### Provided data ###

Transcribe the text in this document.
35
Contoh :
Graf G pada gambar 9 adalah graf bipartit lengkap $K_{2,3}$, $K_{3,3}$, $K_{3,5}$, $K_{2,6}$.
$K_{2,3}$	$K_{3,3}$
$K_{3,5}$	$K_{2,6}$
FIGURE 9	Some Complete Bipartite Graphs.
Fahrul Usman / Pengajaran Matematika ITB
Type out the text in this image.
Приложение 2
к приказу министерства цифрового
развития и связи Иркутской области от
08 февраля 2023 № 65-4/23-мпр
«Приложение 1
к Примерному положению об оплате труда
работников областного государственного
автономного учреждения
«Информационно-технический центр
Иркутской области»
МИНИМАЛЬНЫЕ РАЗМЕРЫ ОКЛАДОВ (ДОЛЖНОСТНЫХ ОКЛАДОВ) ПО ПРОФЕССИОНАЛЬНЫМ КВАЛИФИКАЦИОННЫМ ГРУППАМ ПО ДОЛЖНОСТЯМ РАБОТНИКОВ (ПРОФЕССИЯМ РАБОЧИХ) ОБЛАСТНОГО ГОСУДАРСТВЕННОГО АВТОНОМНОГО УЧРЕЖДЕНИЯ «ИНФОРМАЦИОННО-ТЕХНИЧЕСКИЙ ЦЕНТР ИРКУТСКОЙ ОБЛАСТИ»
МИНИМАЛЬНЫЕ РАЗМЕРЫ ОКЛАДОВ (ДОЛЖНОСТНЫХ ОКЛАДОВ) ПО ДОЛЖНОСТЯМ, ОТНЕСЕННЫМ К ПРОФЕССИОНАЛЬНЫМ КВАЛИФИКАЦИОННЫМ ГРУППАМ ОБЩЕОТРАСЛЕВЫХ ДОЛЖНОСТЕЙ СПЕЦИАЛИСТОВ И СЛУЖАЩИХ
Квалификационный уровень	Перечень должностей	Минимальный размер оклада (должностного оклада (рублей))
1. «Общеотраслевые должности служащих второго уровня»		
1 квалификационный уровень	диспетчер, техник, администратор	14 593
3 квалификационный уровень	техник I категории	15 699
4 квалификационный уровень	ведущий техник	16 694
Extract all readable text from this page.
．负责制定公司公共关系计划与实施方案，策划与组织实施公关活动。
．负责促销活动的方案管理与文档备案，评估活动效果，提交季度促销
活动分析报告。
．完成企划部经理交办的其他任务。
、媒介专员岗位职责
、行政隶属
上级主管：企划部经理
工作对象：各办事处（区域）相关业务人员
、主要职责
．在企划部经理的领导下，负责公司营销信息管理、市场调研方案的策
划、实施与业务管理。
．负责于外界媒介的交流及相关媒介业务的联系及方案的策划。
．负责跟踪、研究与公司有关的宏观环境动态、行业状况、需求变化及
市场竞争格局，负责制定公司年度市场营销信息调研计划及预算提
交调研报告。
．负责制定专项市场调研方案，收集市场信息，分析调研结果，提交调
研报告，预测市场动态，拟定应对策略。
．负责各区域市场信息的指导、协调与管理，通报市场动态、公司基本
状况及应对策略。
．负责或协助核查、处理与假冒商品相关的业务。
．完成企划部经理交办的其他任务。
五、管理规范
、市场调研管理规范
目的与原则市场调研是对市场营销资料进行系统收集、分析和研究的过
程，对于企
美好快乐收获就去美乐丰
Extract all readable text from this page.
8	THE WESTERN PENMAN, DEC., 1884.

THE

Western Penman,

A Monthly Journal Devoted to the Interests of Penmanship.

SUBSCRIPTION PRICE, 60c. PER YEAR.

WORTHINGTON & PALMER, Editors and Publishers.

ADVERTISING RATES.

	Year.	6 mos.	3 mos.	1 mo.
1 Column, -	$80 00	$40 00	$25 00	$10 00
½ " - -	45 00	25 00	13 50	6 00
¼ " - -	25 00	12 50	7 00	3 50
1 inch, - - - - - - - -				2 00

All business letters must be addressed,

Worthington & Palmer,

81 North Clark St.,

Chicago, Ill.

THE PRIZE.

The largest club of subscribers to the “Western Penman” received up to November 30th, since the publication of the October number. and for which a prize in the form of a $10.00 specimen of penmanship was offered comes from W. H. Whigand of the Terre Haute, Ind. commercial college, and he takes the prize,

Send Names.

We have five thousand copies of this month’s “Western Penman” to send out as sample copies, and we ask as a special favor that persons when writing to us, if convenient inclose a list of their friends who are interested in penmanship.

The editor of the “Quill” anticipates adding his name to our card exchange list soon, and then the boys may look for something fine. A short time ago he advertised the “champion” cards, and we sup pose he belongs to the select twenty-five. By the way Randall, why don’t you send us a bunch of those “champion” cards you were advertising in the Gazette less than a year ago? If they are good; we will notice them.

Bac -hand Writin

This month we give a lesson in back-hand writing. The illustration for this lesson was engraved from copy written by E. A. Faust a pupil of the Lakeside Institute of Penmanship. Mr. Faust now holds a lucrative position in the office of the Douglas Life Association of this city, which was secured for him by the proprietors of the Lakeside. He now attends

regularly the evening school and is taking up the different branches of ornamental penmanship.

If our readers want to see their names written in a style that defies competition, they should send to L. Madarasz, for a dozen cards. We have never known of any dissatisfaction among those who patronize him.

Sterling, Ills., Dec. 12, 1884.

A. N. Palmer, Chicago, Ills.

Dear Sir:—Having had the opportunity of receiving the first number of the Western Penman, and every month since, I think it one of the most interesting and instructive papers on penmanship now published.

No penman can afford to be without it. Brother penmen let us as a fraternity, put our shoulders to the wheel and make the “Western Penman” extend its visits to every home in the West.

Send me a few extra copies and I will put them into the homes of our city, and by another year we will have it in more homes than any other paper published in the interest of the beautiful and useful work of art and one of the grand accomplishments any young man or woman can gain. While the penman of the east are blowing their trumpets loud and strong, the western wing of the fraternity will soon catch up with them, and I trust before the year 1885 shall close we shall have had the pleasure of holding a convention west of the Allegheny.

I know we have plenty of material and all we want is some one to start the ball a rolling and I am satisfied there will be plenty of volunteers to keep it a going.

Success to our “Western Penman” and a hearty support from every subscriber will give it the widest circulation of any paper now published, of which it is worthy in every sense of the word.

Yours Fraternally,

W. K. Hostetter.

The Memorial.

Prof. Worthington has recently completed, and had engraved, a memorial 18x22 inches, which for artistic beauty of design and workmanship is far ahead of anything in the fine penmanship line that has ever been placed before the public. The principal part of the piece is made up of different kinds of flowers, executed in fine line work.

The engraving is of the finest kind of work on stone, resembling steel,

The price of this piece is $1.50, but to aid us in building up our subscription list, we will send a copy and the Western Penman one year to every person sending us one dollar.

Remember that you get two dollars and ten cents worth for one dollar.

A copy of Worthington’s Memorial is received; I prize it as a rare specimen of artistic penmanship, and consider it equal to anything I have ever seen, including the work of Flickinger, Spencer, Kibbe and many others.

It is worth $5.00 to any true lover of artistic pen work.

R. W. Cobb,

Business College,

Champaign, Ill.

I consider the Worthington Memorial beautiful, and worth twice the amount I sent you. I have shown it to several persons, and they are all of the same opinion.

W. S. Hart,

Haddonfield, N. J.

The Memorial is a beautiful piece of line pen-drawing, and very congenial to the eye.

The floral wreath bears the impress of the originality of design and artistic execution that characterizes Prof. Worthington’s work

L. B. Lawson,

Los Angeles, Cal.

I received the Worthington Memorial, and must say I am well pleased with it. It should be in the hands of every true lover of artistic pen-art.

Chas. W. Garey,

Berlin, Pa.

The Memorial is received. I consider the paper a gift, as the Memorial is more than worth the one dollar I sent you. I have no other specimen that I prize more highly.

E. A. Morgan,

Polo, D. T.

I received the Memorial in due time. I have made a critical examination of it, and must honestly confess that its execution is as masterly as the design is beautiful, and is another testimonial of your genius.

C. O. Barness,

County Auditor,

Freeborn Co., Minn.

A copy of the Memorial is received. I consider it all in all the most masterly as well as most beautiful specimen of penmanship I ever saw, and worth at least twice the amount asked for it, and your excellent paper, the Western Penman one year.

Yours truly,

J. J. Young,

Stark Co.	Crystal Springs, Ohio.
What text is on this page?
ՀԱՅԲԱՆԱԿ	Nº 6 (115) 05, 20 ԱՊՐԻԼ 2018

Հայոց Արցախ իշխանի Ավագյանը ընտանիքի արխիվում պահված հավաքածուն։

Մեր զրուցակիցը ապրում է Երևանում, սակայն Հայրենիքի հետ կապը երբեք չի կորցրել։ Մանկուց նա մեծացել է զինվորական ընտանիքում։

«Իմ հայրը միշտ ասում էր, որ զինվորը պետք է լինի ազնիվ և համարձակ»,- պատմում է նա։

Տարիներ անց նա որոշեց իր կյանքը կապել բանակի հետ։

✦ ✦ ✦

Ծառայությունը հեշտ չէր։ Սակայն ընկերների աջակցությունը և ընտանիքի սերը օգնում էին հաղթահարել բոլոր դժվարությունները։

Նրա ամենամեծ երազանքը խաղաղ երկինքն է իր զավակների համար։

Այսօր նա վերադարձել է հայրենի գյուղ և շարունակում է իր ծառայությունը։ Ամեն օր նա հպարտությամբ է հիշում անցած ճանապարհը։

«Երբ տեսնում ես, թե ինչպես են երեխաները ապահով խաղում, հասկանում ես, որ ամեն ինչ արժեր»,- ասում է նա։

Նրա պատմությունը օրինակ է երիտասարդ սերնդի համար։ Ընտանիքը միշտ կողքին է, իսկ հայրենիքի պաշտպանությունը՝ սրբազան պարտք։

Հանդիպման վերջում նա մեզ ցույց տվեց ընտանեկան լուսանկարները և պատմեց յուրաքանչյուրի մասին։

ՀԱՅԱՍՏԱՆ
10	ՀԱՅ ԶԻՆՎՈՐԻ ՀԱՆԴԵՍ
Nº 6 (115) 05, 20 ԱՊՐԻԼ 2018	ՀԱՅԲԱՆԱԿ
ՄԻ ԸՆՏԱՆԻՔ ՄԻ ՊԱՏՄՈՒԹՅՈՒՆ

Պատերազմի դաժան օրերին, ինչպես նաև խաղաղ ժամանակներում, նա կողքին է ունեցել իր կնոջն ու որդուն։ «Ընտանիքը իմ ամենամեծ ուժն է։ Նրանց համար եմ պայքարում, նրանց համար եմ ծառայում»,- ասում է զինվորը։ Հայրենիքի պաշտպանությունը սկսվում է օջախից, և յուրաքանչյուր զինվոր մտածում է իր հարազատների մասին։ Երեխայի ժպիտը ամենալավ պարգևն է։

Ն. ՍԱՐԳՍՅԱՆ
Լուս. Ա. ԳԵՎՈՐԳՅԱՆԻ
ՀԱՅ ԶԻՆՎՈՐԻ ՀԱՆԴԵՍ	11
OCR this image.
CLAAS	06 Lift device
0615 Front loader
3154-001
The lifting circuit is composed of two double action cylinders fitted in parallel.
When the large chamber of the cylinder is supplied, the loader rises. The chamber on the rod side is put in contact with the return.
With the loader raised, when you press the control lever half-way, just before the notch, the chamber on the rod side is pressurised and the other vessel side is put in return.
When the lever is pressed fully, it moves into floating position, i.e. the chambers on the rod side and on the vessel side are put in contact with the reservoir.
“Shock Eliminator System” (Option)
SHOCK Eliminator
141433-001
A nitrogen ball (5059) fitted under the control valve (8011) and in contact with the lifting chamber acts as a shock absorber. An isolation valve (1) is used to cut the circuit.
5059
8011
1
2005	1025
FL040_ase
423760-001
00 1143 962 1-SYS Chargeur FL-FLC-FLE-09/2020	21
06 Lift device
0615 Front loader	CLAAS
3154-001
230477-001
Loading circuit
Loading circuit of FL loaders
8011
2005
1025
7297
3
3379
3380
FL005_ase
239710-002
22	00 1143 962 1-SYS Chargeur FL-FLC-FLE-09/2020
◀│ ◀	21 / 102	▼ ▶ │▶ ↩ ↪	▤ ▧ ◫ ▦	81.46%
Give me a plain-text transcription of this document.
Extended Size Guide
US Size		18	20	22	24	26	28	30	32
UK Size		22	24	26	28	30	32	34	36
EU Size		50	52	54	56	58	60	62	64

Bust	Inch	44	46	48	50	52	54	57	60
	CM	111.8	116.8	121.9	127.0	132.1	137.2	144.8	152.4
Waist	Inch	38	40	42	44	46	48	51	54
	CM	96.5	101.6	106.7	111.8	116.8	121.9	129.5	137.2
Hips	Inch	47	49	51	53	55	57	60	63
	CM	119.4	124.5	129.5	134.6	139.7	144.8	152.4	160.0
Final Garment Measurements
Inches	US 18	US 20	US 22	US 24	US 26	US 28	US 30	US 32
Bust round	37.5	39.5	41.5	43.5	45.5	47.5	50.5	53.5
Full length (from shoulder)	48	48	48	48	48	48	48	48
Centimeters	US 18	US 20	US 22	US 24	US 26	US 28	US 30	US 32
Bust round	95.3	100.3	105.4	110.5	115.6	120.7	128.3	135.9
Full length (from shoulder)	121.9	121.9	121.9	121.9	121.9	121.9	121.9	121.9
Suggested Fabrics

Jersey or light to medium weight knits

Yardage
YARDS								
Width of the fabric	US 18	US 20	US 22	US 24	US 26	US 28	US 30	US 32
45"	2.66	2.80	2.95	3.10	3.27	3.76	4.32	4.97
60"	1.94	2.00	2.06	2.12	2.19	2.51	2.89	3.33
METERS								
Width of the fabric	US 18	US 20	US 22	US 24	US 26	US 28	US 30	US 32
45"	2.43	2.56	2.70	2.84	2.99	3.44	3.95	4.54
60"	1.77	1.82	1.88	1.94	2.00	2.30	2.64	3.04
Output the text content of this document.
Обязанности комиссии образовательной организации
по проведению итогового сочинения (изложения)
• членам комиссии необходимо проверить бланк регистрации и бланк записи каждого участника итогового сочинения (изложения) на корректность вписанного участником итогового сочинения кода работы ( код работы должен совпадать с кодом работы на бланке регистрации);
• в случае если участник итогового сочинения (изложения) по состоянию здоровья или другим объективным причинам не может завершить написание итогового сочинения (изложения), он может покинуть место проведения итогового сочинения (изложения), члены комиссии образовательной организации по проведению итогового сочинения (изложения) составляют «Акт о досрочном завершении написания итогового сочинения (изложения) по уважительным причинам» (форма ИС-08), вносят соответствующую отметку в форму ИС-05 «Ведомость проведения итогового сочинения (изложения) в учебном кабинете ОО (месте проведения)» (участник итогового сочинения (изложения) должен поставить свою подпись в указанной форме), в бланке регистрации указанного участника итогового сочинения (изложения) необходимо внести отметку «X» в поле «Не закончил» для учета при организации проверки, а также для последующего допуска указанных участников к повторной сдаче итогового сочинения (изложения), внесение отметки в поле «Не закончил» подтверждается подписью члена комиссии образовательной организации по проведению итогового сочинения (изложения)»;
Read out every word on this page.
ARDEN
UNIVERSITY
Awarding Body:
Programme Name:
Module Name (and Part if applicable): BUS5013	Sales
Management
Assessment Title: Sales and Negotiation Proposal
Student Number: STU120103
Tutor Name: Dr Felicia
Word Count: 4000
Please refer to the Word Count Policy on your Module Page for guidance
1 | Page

###

**Written problem:** In the records shown above, how many lines include the word "want"? Answer with the number only.

**Answer to the task:** 2